(Annotated element entries)
++++
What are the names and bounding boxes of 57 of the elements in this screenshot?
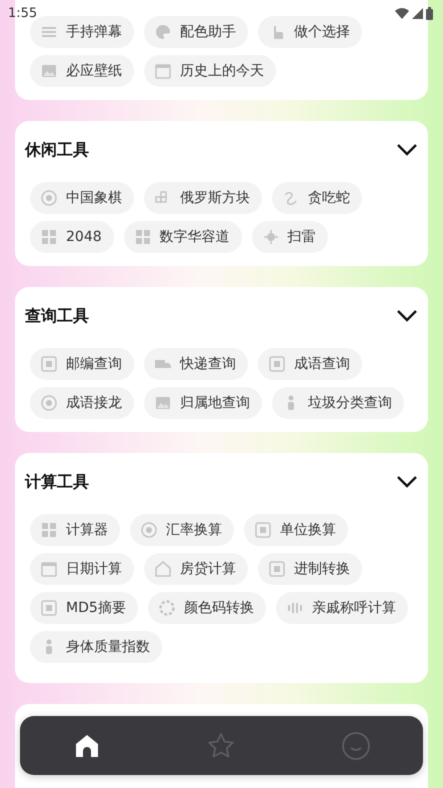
- square-icon: [254, 521, 272, 539]
- chevron-down-icon[interactable]: [396, 309, 418, 323]
- image-icon: [40, 62, 58, 80]
- tool-chip[interactable]: 汇率换算: [130, 514, 234, 546]
- tool-chip[interactable]: 做个选择: [258, 16, 362, 48]
- palette-icon: [154, 23, 172, 41]
- calendar-icon: [40, 560, 58, 578]
- tool-chip[interactable]: 数字华容道: [124, 221, 242, 253]
- circle-icon: [40, 394, 58, 412]
- tool-chip[interactable]: MD5摘要: [30, 592, 138, 624]
- tool-chip[interactable]: 中国象棋: [30, 182, 134, 214]
- circle-icon: [40, 189, 58, 207]
- tool-chip[interactable]: 贪吃蛇: [272, 182, 362, 214]
- tool-chip[interactable]: 身体质量指数: [30, 631, 162, 663]
- tool-chip[interactable]: 单位换算: [244, 514, 348, 546]
- tool-chip[interactable]: 必应壁纸: [30, 55, 134, 87]
- tool-chip[interactable]: 快递查询: [144, 348, 248, 380]
- section-title: 休闲工具: [25, 140, 89, 160]
- grid-icon: [134, 228, 152, 246]
- tool-chip[interactable]: 邮编查询: [30, 348, 134, 380]
- chevron-down-icon[interactable]: [396, 143, 418, 157]
- tool-chip[interactable]: 成语查询: [258, 348, 362, 380]
- square-icon: [268, 355, 286, 373]
- tool-chip[interactable]: 颜色码转换: [148, 592, 266, 624]
- section-title: 查询工具: [25, 306, 89, 326]
- chevron-down-icon[interactable]: [396, 475, 418, 489]
- star-icon: [206, 730, 236, 760]
- image-icon: [154, 394, 172, 412]
- tool-chip[interactable]: 俄罗斯方块: [144, 182, 262, 214]
- tool-chip[interactable]: 日期计算: [30, 553, 134, 585]
- tool-chip[interactable]: 房贷计算: [144, 553, 248, 585]
- tool-chip[interactable]: 归属地查询: [144, 387, 262, 419]
- tool-chip[interactable]: 配色助手: [144, 16, 248, 48]
- square-icon: [40, 355, 58, 373]
- smiley-icon: [340, 730, 371, 760]
- tool-chip[interactable]: 2048: [30, 221, 114, 253]
- house-icon: [154, 560, 172, 578]
- square-icon: [268, 560, 286, 578]
- tool-chip[interactable]: 扫雷: [252, 221, 328, 253]
- tool-chip[interactable]: 进制转换: [258, 553, 362, 585]
- tool-chip[interactable]: 手持弹幕: [30, 16, 134, 48]
- tool-chip[interactable]: 亲戚称呼计算: [276, 592, 408, 624]
- wifi-icon: [395, 8, 409, 18]
- grid-icon: [40, 228, 58, 246]
- square-icon: [40, 599, 58, 617]
- tool-chip[interactable]: 计算器: [30, 514, 120, 546]
- calendar-icon: [154, 62, 172, 80]
- tool-chip[interactable]: 历史上的今天: [144, 55, 276, 87]
- circle-icon: [140, 521, 158, 539]
- grid-icon: [40, 521, 58, 539]
- sun-icon: [262, 228, 280, 246]
- tool-chip[interactable]: 成语接龙: [30, 387, 134, 419]
- tool-chip[interactable]: 垃圾分类查询: [272, 387, 404, 419]
- battery-icon: [426, 6, 433, 20]
- signal-icon: [412, 8, 423, 18]
- ring-icon: [158, 599, 176, 617]
- section-title: 计算工具: [25, 472, 89, 492]
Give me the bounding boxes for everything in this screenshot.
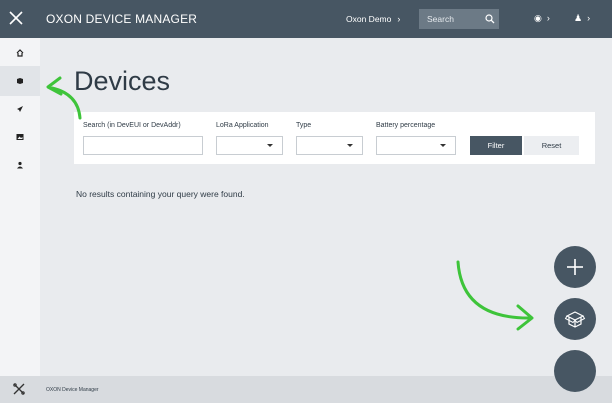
search-icon[interactable] [485, 14, 495, 24]
more-actions-button[interactable] [554, 350, 596, 392]
image-icon [16, 134, 24, 140]
chevron-right-icon: › [546, 13, 550, 23]
filter-button[interactable]: Filter [470, 136, 522, 155]
empty-results-message: No results containing your query were fo… [76, 189, 245, 199]
user-menu[interactable]: ♟ › [574, 13, 590, 24]
device-icon [17, 78, 23, 84]
language-menu[interactable]: ◉ › [534, 13, 550, 24]
page-title: Devices [74, 66, 171, 96]
user-icon [17, 161, 23, 169]
battery-percentage-label: Battery percentage [376, 122, 436, 129]
workspace-selector[interactable]: Oxon Demo › [346, 14, 400, 24]
lora-application-label: LoRa Application [216, 122, 269, 129]
search-input[interactable] [419, 9, 483, 29]
reset-button[interactable]: Reset [524, 136, 579, 155]
chevron-right-icon: › [587, 13, 591, 23]
workspace-label: Oxon Demo [346, 14, 392, 24]
search-box[interactable] [419, 9, 499, 29]
deveui-search-input[interactable] [83, 136, 203, 155]
rocket-icon [17, 106, 23, 112]
sidebar-item-home[interactable] [0, 38, 40, 68]
arrow-to-package-annotation [456, 260, 534, 331]
package-icon [564, 311, 586, 328]
battery-percentage-select[interactable] [376, 136, 456, 155]
close-x-logo-icon[interactable] [8, 10, 24, 26]
app-title: OXON DEVICE MANAGER [46, 12, 198, 26]
globe-icon: ◉ [534, 13, 542, 23]
chevron-down-icon [267, 144, 273, 147]
user-icon: ♟ [574, 13, 583, 23]
sidebar-item-users[interactable] [0, 150, 40, 180]
package-button[interactable] [554, 298, 596, 340]
plus-icon [567, 259, 583, 275]
search-field-label: Search (in DevEUI or DevAddr) [83, 122, 181, 129]
sidebar-item-images[interactable] [0, 122, 40, 152]
chevron-down-icon [440, 144, 446, 147]
filter-panel: Search (in DevEUI or DevAddr) LoRa Appli… [74, 112, 595, 164]
top-bar: OXON DEVICE MANAGER Oxon Demo › ◉ › ♟ › [0, 0, 612, 38]
sidebar-item-devices[interactable] [0, 66, 40, 96]
home-icon [16, 49, 24, 57]
chevron-down-icon [347, 144, 353, 147]
oxon-logo-icon [13, 383, 25, 395]
type-label: Type [296, 122, 312, 129]
sidebar-item-deploy[interactable] [0, 94, 40, 124]
footer: OXON Device Manager [0, 376, 612, 403]
lora-application-select[interactable] [216, 136, 283, 155]
type-select[interactable] [296, 136, 363, 155]
footer-text: OXON Device Manager [46, 387, 99, 393]
sidebar [0, 38, 40, 376]
chevron-right-icon: › [397, 14, 401, 24]
add-device-button[interactable] [554, 246, 596, 288]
++++
» **Required work**: How many lines of the items contain the string "package"? Case matters, and only the number is wanted.

» **Exercise response**: 3